Stated goal - Exclude any images and output the remaining records exactly.
## BEGIN Input
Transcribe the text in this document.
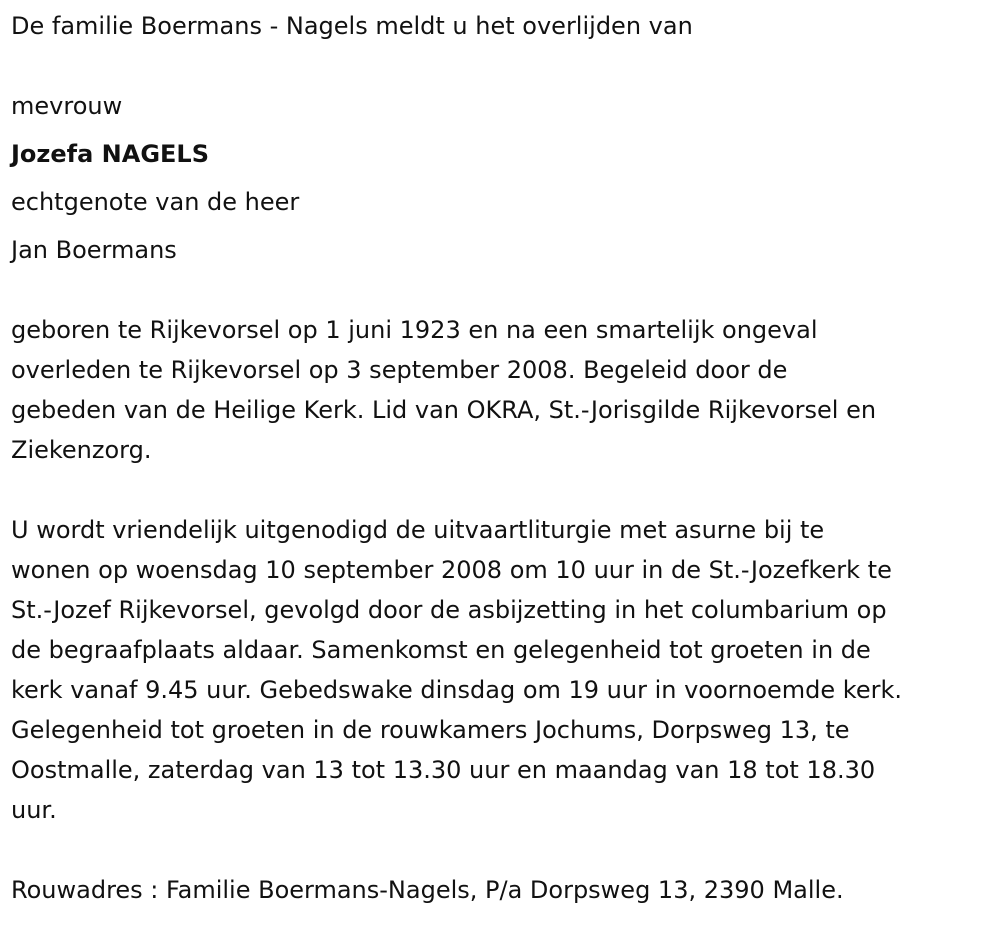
De familie Boermans - Nagels meldt u het overlijden van
mevrouw
Jozefa NAGELS
echtgenote van de heer
Jan Boermans

geboren te Rijkevorsel op 1 juni 1923 en na een smartelijk ongeval
overleden te Rijkevorsel op 3 september 2008. Begeleid door de
gebeden van de Heilige Kerk. Lid van OKRA, St.-Jorisgilde Rijkevorsel en
Ziekenzorg.

U wordt vriendelijk uitgenodigd de uitvaartliturgie met asurne bij te
wonen op woensdag 10 september 2008 om 10 uur in de St.-Jozefkerk te
St.-Jozef Rijkevorsel, gevolgd door de asbijzetting in het columbarium op
de begraafplaats aldaar. Samenkomst en gelegenheid tot groeten in de
kerk vanaf 9.45 uur. Gebedswake dinsdag om 19 uur in voornoemde kerk.
Gelegenheid tot groeten in de rouwkamers Jochums, Dorpsweg 13, te
Oostmalle, zaterdag van 13 tot 13.30 uur en maandag van 18 tot 18.30
uur.

Rouwadres : Familie Boermans-Nagels, P/a Dorpsweg 13, 2390 Malle.
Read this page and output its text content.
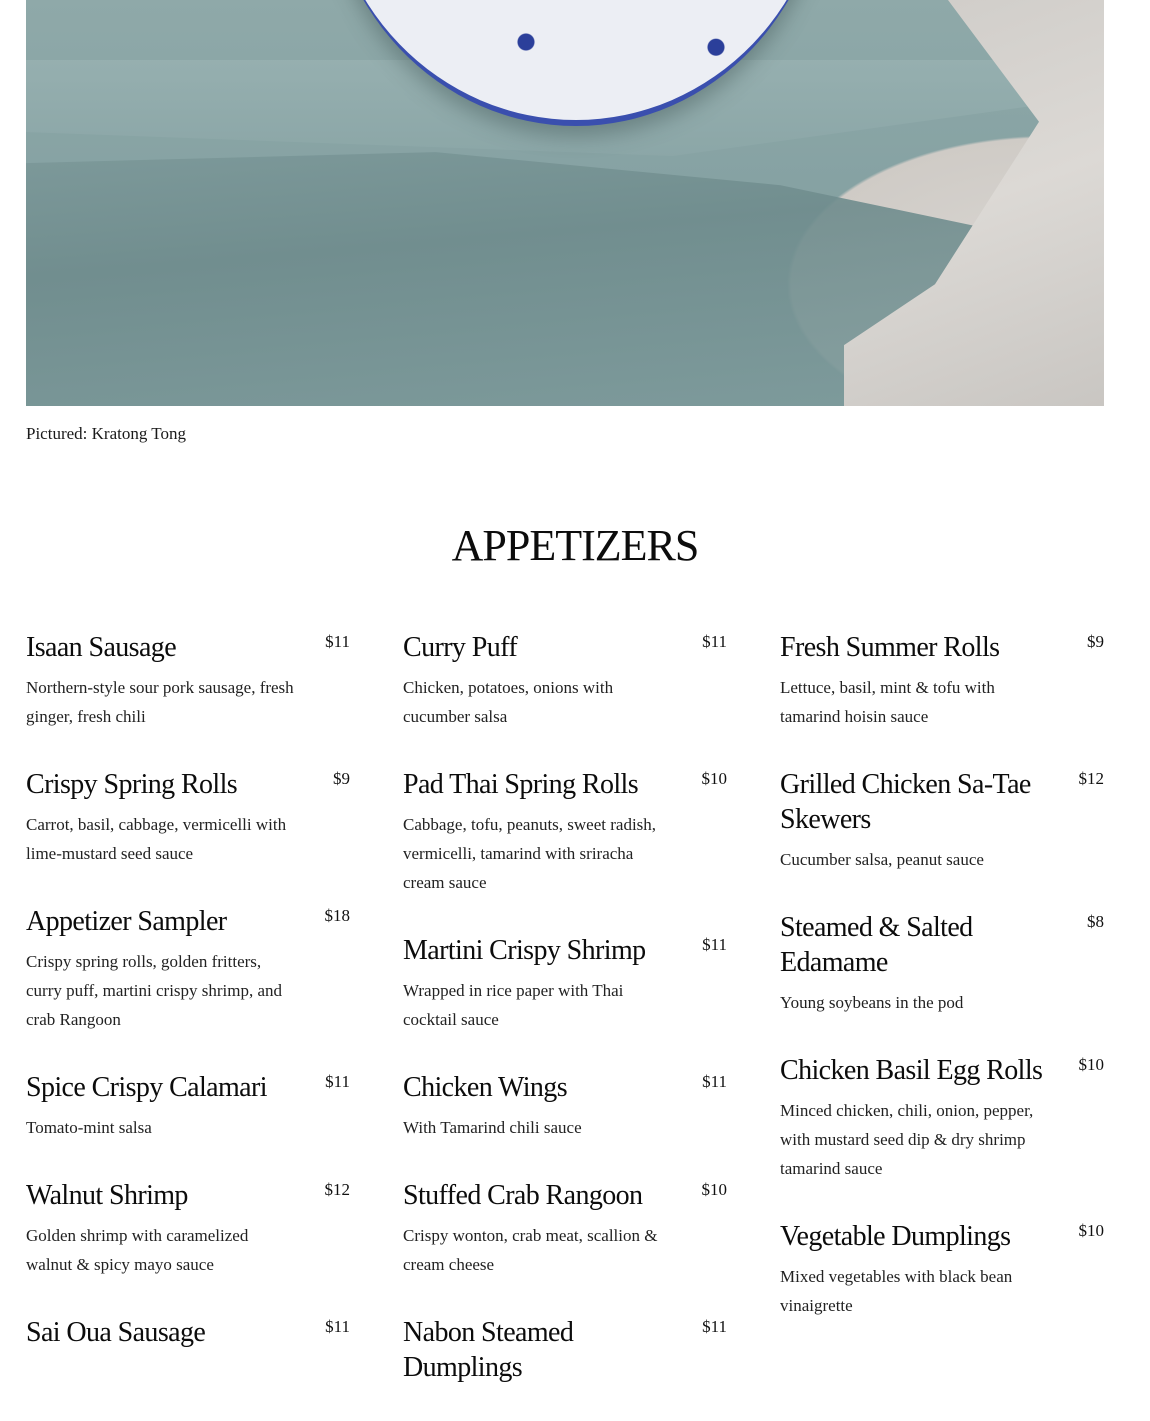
Pictured: Kratong Tong
APPETIZERS
Isaan Sausage	$11
Northern-style sour pork sausage, fresh ginger, fresh chili
Crispy Spring Rolls	$9
Carrot, basil, cabbage, vermicelli with lime-mustard seed sauce
Appetizer Sampler	$18
Crispy spring rolls, golden fritters, curry puff, martini crispy shrimp, and crab Rangoon
Spice Crispy Calamari	$11
Tomato-mint salsa
Walnut Shrimp	$12
Golden shrimp with caramelized walnut & spicy mayo sauce
Sai Oua Sausage	$11
Curry Puff	$11
Chicken, potatoes, onions with cucumber salsa
Pad Thai Spring Rolls	$10
Cabbage, tofu, peanuts, sweet radish, vermicelli, tamarind with sriracha cream sauce
Martini Crispy Shrimp	$11
Wrapped in rice paper with Thai cocktail sauce
Chicken Wings	$11
With Tamarind chili sauce
Stuffed Crab Rangoon	$10
Crispy wonton, crab meat, scallion & cream cheese
Nabon Steamed Dumplings
$11
Fresh Summer Rolls	$9
Lettuce, basil, mint & tofu with tamarind hoisin sauce
Grilled Chicken Sa-Tae Skewers
$12
Cucumber salsa, peanut sauce
Steamed & Salted Edamame
$8
Young soybeans in the pod
Chicken Basil Egg Rolls $10
Minced chicken, chili, onion, pepper, with mustard seed dip & dry shrimp tamarind sauce
Vegetable Dumplings	$10
Mixed vegetables with black bean vinaigrette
## END Input
Reply to the task -
Transcribe the text in this document.
De familie Boermans - Nagels meldt u het overlijden van
mevrouw
Jozefa NAGELS
echtgenote van de heer
Jan Boermans

geboren te Rijkevorsel op 1 juni 1923 en na een smartelijk ongeval
overleden te Rijkevorsel op 3 september 2008. Begeleid door de
gebeden van de Heilige Kerk. Lid van OKRA, St.-Jorisgilde Rijkevorsel en
Ziekenzorg.

U wordt vriendelijk uitgenodigd de uitvaartliturgie met asurne bij te
wonen op woensdag 10 september 2008 om 10 uur in de St.-Jozefkerk te
St.-Jozef Rijkevorsel, gevolgd door de asbijzetting in het columbarium op
de begraafplaats aldaar. Samenkomst en gelegenheid tot groeten in de
kerk vanaf 9.45 uur. Gebedswake dinsdag om 19 uur in voornoemde kerk.
Gelegenheid tot groeten in de rouwkamers Jochums, Dorpsweg 13, te
Oostmalle, zaterdag van 13 tot 13.30 uur en maandag van 18 tot 18.30
uur.

Rouwadres : Familie Boermans-Nagels, P/a Dorpsweg 13, 2390 Malle.
Read this page and output its text content.
Pictured: Kratong Tong
APPETIZERS
Isaan Sausage	$11
Northern-style sour pork sausage, fresh ginger, fresh chili
Crispy Spring Rolls	$9
Carrot, basil, cabbage, vermicelli with lime-mustard seed sauce
Appetizer Sampler	$18
Crispy spring rolls, golden fritters, curry puff, martini crispy shrimp, and crab Rangoon
Spice Crispy Calamari	$11
Tomato-mint salsa
Walnut Shrimp	$12
Golden shrimp with caramelized walnut & spicy mayo sauce
Sai Oua Sausage	$11
Curry Puff	$11
Chicken, potatoes, onions with cucumber salsa
Pad Thai Spring Rolls	$10
Cabbage, tofu, peanuts, sweet radish, vermicelli, tamarind with sriracha cream sauce
Martini Crispy Shrimp	$11
Wrapped in rice paper with Thai cocktail sauce
Chicken Wings	$11
With Tamarind chili sauce
Stuffed Crab Rangoon	$10
Crispy wonton, crab meat, scallion & cream cheese
Nabon Steamed Dumplings
$11
Fresh Summer Rolls	$9
Lettuce, basil, mint & tofu with tamarind hoisin sauce
Grilled Chicken Sa-Tae Skewers
$12
Cucumber salsa, peanut sauce
Steamed & Salted Edamame
$8
Young soybeans in the pod
Chicken Basil Egg Rolls $10
Minced chicken, chili, onion, pepper, with mustard seed dip & dry shrimp tamarind sauce
Vegetable Dumplings	$10
Mixed vegetables with black bean vinaigrette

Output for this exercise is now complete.